He said there has been only one new position created: district principal.

“That was created because are going down a different path and we need someone that can go into all schools and work with principals and vice principals,” Pankhurst said.

That person will be working with everyone trying to establish a new process of delivering education, he explained.

Pankhurst said once they know the number of students who are going to require services and support in September the budget will be looked at again. He said some of the extra dollars for principals and vice principals will be going to training as the district prepares to head in a new direction.

The 2011/2012 preliminary budget of $53 million was passed in its third reading in a 6-2 vote, opposed only by Terrace trustee Tanis Kilpatrick and Thornhill trustee Gary Turner. Kilpatrick cited cuts to student services while Turner cited lack of information as reasons behind their opposition.

Kilpatrick  also expressed concern  in regards to staffing cuts when enrolment seems to be holding relatively stable. She thinks this may cause issues in classroom sizes and composition in the fall.

[Element position data]
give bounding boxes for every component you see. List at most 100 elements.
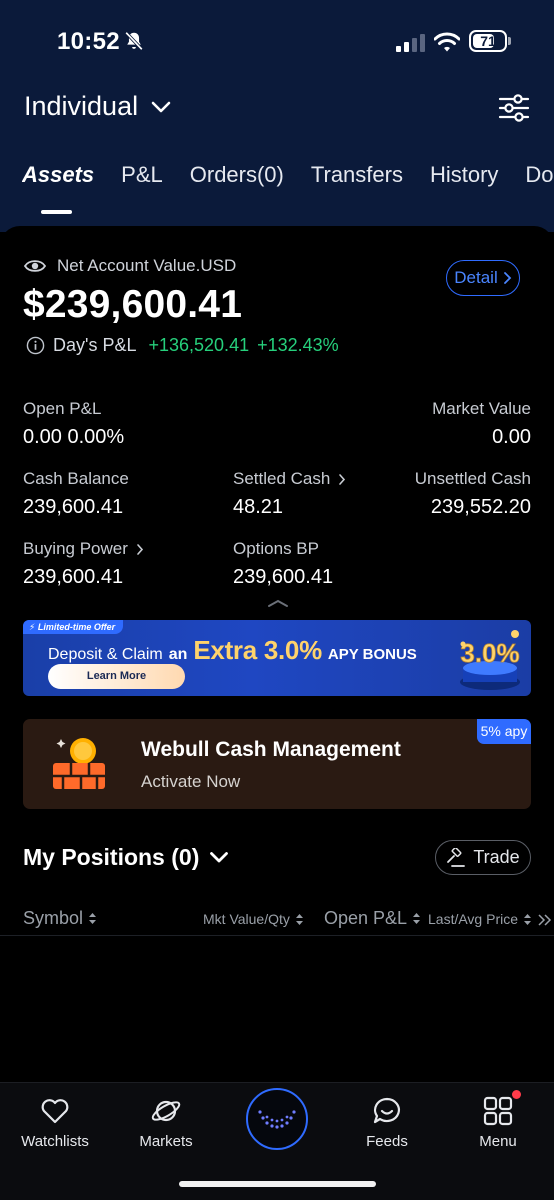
- days-pl-percent: +132.43%: [257, 335, 339, 355]
- limited-time-ribbon: ⚡ Limited-time Offer: [23, 620, 124, 634]
- double-chevron-right-icon[interactable]: [538, 914, 552, 926]
- webull-center-button[interactable]: [246, 1088, 308, 1150]
- chevron-right-icon: [503, 272, 512, 284]
- sort-icon: [524, 913, 532, 925]
- collapse-chevron-icon[interactable]: [266, 597, 290, 609]
- nav-feeds-label: Feeds: [366, 1133, 408, 1150]
- days-pl-label: Day's P&L: [53, 335, 137, 355]
- nav-watchlists-label: Watchlists: [21, 1133, 89, 1150]
- chat-bubble-icon: [373, 1097, 400, 1124]
- status-bar: 10:52 71: [0, 0, 554, 82]
- cash-management-card[interactable]: 5% apy Webull Cash Management Activate N…: [23, 719, 531, 809]
- tab-assets[interactable]: Assets: [22, 162, 94, 188]
- account-selector[interactable]: Individual: [24, 91, 172, 122]
- cash-balance-label: Cash Balance: [23, 469, 129, 488]
- chevron-right-icon: [137, 543, 143, 555]
- svg-text:3.0%: 3.0%: [460, 638, 519, 668]
- settled-cash-metric[interactable]: Settled Cash 48.21: [233, 469, 346, 519]
- trade-label: Trade: [473, 847, 520, 867]
- open-pl-metric: Open P&L 0.00 0.00%: [23, 399, 124, 449]
- unsettled-cash-label: Unsettled Cash: [414, 469, 531, 488]
- column-open-pl-label: Open P&L: [324, 908, 408, 928]
- column-symbol-label: Symbol: [23, 908, 84, 928]
- cash-management-title: Webull Cash Management: [141, 738, 401, 761]
- nav-menu[interactable]: Menu: [453, 1095, 543, 1150]
- sort-icon: [295, 913, 303, 925]
- net-account-value-label: Net Account Value.USD: [24, 256, 236, 276]
- column-symbol[interactable]: Symbol: [23, 908, 97, 929]
- sort-icon: [413, 913, 421, 924]
- cash-balance-metric: Cash Balance 239,600.41: [23, 469, 129, 519]
- wifi-icon: [434, 32, 460, 52]
- positions-column-headers: Symbol Mkt Value/Qty Open P&L Last/Avg P…: [0, 906, 554, 936]
- tab-pl[interactable]: P&L: [121, 162, 163, 188]
- buying-power-label: Buying Power: [23, 539, 128, 558]
- eye-icon[interactable]: [24, 258, 46, 274]
- tab-documents[interactable]: Do: [525, 162, 553, 188]
- buying-power-value: 239,600.41: [23, 566, 124, 588]
- market-value-label: Market Value: [432, 399, 531, 418]
- unsettled-cash-metric: Unsettled Cash 239,552.20: [415, 469, 531, 519]
- battery-cap: [508, 37, 511, 45]
- unsettled-cash-value: 239,552.20: [430, 496, 531, 518]
- open-pl-label: Open P&L: [23, 399, 102, 418]
- cash-balance-value: 239,600.41: [23, 496, 124, 518]
- options-bp-metric: Options BP 239,600.41: [233, 539, 333, 589]
- heart-icon: [41, 1099, 69, 1124]
- menu-notification-dot: [512, 1090, 521, 1099]
- nav-feeds[interactable]: Feeds: [342, 1095, 432, 1150]
- settled-cash-value: 48.21: [233, 496, 284, 518]
- battery-percent: 71: [480, 33, 496, 49]
- chevron-down-icon: [151, 101, 171, 112]
- nav-markets[interactable]: Markets: [121, 1095, 211, 1150]
- apy-podium-badge-icon: 3.0%: [460, 630, 520, 690]
- column-last-avg-label: Last/Avg Price: [428, 911, 519, 927]
- learn-more-button[interactable]: Learn More: [48, 664, 185, 689]
- tab-history[interactable]: History: [430, 162, 498, 188]
- positions-header[interactable]: My Positions (0): [23, 844, 229, 871]
- apy-badge: 5% apy: [477, 719, 531, 744]
- promo-text-1: Deposit & Claim: [48, 646, 163, 663]
- open-pl-value: 0.00 0.00%: [23, 426, 125, 448]
- account-tabs: Assets P&L Orders(0) Transfers History Do: [22, 162, 554, 202]
- options-bp-value: 239,600.41: [233, 566, 334, 588]
- detail-label: Detail: [454, 268, 498, 287]
- chevron-right-icon: [339, 473, 346, 485]
- webull-logo-icon: [258, 1110, 296, 1129]
- filter-settings-icon[interactable]: [498, 94, 530, 122]
- promo-text-4: APY BONUS: [327, 646, 417, 663]
- column-last-avg-price[interactable]: Last/Avg Price: [428, 911, 532, 927]
- tab-orders[interactable]: Orders(0): [190, 162, 284, 188]
- promo-text-3: Extra 3.0%: [193, 635, 322, 665]
- gavel-icon: [447, 847, 466, 867]
- column-open-pl[interactable]: Open P&L: [324, 908, 421, 929]
- column-mkt-value-label: Mkt Value/Qty: [203, 911, 290, 927]
- sort-icon: [89, 913, 97, 924]
- status-time: 10:52: [57, 28, 120, 55]
- tab-transfers[interactable]: Transfers: [311, 162, 403, 188]
- chevron-down-icon: [210, 852, 229, 863]
- nav-menu-label: Menu: [479, 1133, 517, 1150]
- promo-headline: Deposit & Claim an Extra 3.0% APY BONUS: [48, 635, 417, 666]
- cellular-signal-icon: [396, 34, 425, 52]
- active-tab-indicator: [41, 210, 72, 214]
- column-mkt-value[interactable]: Mkt Value/Qty: [203, 911, 304, 927]
- activate-now-link[interactable]: Activate Now: [141, 772, 240, 792]
- detail-button[interactable]: Detail: [446, 260, 520, 296]
- buying-power-metric[interactable]: Buying Power 239,600.41: [23, 539, 144, 589]
- bell-muted-icon: [125, 31, 143, 51]
- home-indicator[interactable]: [179, 1181, 376, 1187]
- nav-watchlists[interactable]: Watchlists: [10, 1095, 100, 1150]
- promo-text-2: an: [168, 646, 188, 663]
- promo-banner[interactable]: ⚡ Limited-time Offer Deposit & Claim an …: [23, 620, 531, 696]
- positions-title: My Positions (0): [23, 844, 200, 870]
- battery-indicator: 71: [469, 30, 507, 52]
- planet-icon: [151, 1100, 181, 1122]
- coin-brick-icon: [53, 738, 105, 789]
- account-name: Individual: [24, 91, 139, 121]
- info-icon[interactable]: [26, 336, 45, 355]
- days-pl-value: +136,520.41: [148, 335, 250, 355]
- net-account-value-text: Net Account Value.USD: [57, 256, 237, 275]
- trade-button[interactable]: Trade: [435, 840, 531, 875]
- days-pl-row: Day's P&L +136,520.41 +132.43%: [26, 335, 339, 356]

• [Written instruction 1] In the school budget excerpt, why was the district principal position created?
• [Written instruction 2]
Answer these questions from the school budget excerpt:
(a) What was the amount of the 2011/2012 preliminary budget?
(b) By what vote was that budget passed in its third reading?
(c) Where will some of the extra dollars for principals and vice principals go?
• [Written instruction 3] Copy the school budget excerpt word for word, starting with "Pankhurst said once" and going on through "a new direction.".

• [Task solution 1] The district is going down a different path and needs someone who can go into all schools and work with principals and vice principals. That person will work with everyone to establish a new process of delivering education.

• [Task solution 2]
(a) $53 million
(b) 6-2
(c) To training

• [Task solution 3]
Pankhurst said once they know the number of students who are going to require services and support in September the budget will be looked at again. He said some of the extra dollars for principals and vice principals will be going to training as the district prepares to head in a new direction.